Transcribe all of the records word for word, but omit the pictures.

DATA FOR THE TASK:
┌──

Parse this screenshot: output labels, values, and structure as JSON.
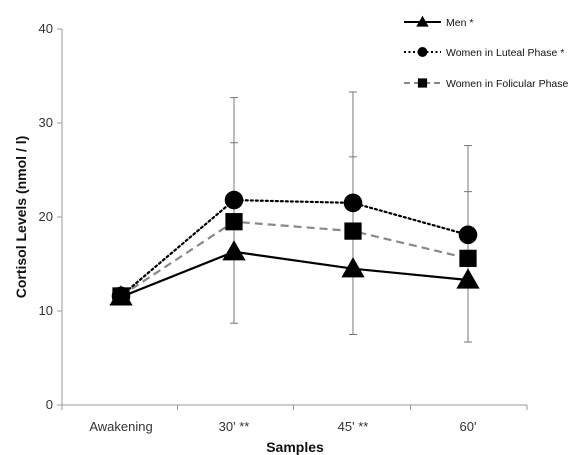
{
  "chart_data": {
    "type": "line",
    "xlabel": "Samples",
    "ylabel": "Cortisol Levels (nmol / l)",
    "categories": [
      "Awakening",
      "30' **",
      "45' **",
      "60'"
    ],
    "ylim": [
      0,
      40
    ],
    "yticks": [
      0,
      10,
      20,
      30,
      40
    ],
    "grid": false,
    "legend_position": "top-right",
    "series": [
      {
        "name": "Men *",
        "values": [
          11.5,
          16.3,
          14.5,
          13.3
        ],
        "marker": "triangle",
        "line_style": "solid",
        "color": "#000000"
      },
      {
        "name": "Women in Luteal Phase *",
        "values": [
          11.6,
          21.8,
          21.5,
          18.1
        ],
        "marker": "circle",
        "line_style": "dotted",
        "color": "#000000"
      },
      {
        "name": "Women in Folicular Phase",
        "values": [
          11.6,
          19.5,
          18.5,
          15.6
        ],
        "marker": "square",
        "line_style": "dashed",
        "color": "#000000",
        "line_color": "#888888"
      }
    ],
    "error_bars": [
      {
        "category": "30' **",
        "upper": [
          27.9,
          32.7
        ],
        "lower": 8.7
      },
      {
        "category": "45' **",
        "upper": [
          26.4,
          33.3
        ],
        "lower": 7.5
      },
      {
        "category": "60'",
        "upper": [
          22.7,
          27.6
        ],
        "lower": 6.7
      }
    ]
  }
}
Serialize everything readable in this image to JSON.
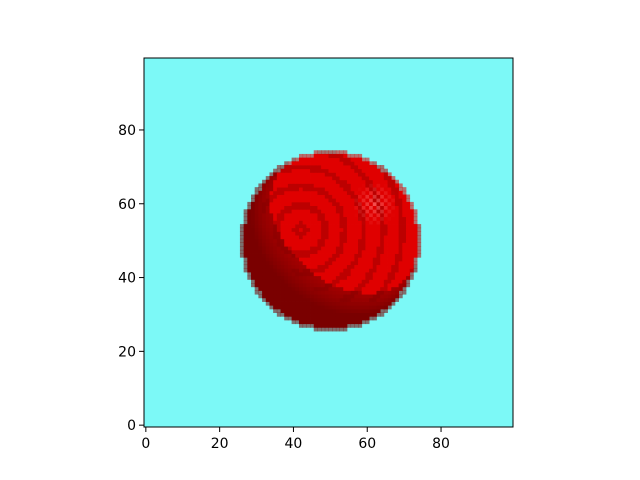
{
  "chart_data": {
    "type": "heatmap",
    "title": "",
    "xlabel": "",
    "ylabel": "",
    "xlim": [
      -0.5,
      99.5
    ],
    "ylim": [
      -0.5,
      99.5
    ],
    "x_ticks": [
      0,
      20,
      40,
      60,
      80
    ],
    "y_ticks": [
      0,
      20,
      40,
      60,
      80
    ],
    "x_tick_labels": [
      "0",
      "20",
      "40",
      "60",
      "80"
    ],
    "y_tick_labels": [
      "0",
      "20",
      "40",
      "60",
      "80"
    ],
    "grid": false,
    "image": {
      "description_free": true,
      "background_color": "#7cf9f7",
      "sphere_center": [
        50,
        50
      ],
      "sphere_radius": 24,
      "sphere_base_color": "#e00000",
      "sphere_dark_color": "#7a0000",
      "sphere_highlight_color": "#ff8080"
    }
  }
}
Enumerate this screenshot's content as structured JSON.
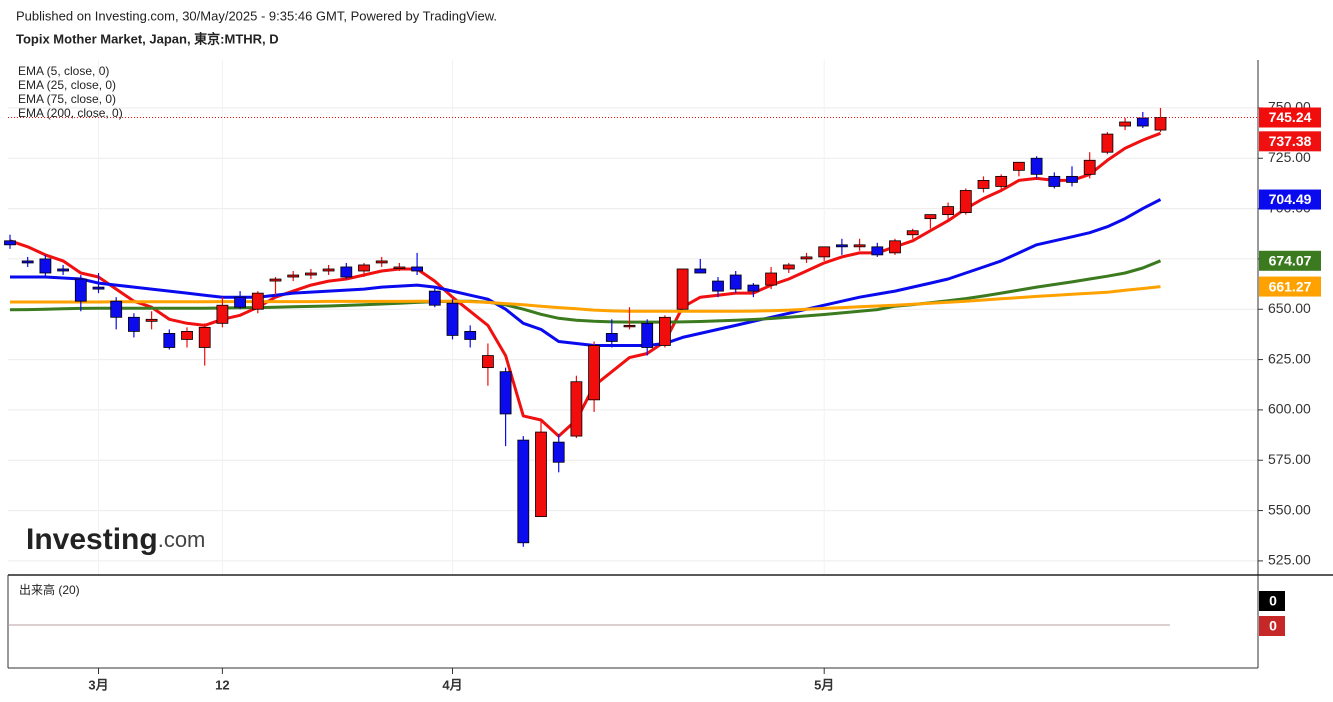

└──

TASK OUTPUT:
Parse this screenshot: output labels, values, and structure as JSON.
{
  "chart_data": {
    "type": "line",
    "xlabel": "Samples",
    "ylabel": "Cortisol Levels (nmol / l)",
    "categories": [
      "Awakening",
      "30' **",
      "45' **",
      "60'"
    ],
    "ylim": [
      0,
      40
    ],
    "yticks": [
      0,
      10,
      20,
      30,
      40
    ],
    "grid": false,
    "legend_position": "top-right",
    "series": [
      {
        "name": "Men *",
        "values": [
          11.5,
          16.3,
          14.5,
          13.3
        ],
        "marker": "triangle",
        "line_style": "solid",
        "color": "#000000"
      },
      {
        "name": "Women in Luteal Phase *",
        "values": [
          11.6,
          21.8,
          21.5,
          18.1
        ],
        "marker": "circle",
        "line_style": "dotted",
        "color": "#000000"
      },
      {
        "name": "Women in Folicular Phase",
        "values": [
          11.6,
          19.5,
          18.5,
          15.6
        ],
        "marker": "square",
        "line_style": "dashed",
        "color": "#000000",
        "line_color": "#888888"
      }
    ],
    "error_bars": [
      {
        "category": "30' **",
        "upper": [
          27.9,
          32.7
        ],
        "lower": 8.7
      },
      {
        "category": "45' **",
        "upper": [
          26.4,
          33.3
        ],
        "lower": 7.5
      },
      {
        "category": "60'",
        "upper": [
          22.7,
          27.6
        ],
        "lower": 6.7
      }
    ]
  }
}
Serialize everything readable in this image to JSON.
{
  "chart_data": {
    "type": "heatmap",
    "title": "",
    "xlabel": "",
    "ylabel": "",
    "xlim": [
      -0.5,
      99.5
    ],
    "ylim": [
      -0.5,
      99.5
    ],
    "x_ticks": [
      0,
      20,
      40,
      60,
      80
    ],
    "y_ticks": [
      0,
      20,
      40,
      60,
      80
    ],
    "x_tick_labels": [
      "0",
      "20",
      "40",
      "60",
      "80"
    ],
    "y_tick_labels": [
      "0",
      "20",
      "40",
      "60",
      "80"
    ],
    "grid": false,
    "image": {
      "description_free": true,
      "background_color": "#7cf9f7",
      "sphere_center": [
        50,
        50
      ],
      "sphere_radius": 24,
      "sphere_base_color": "#e00000",
      "sphere_dark_color": "#7a0000",
      "sphere_highlight_color": "#ff8080"
    }
  }
}
Enumerate this screenshot's content as structured JSON.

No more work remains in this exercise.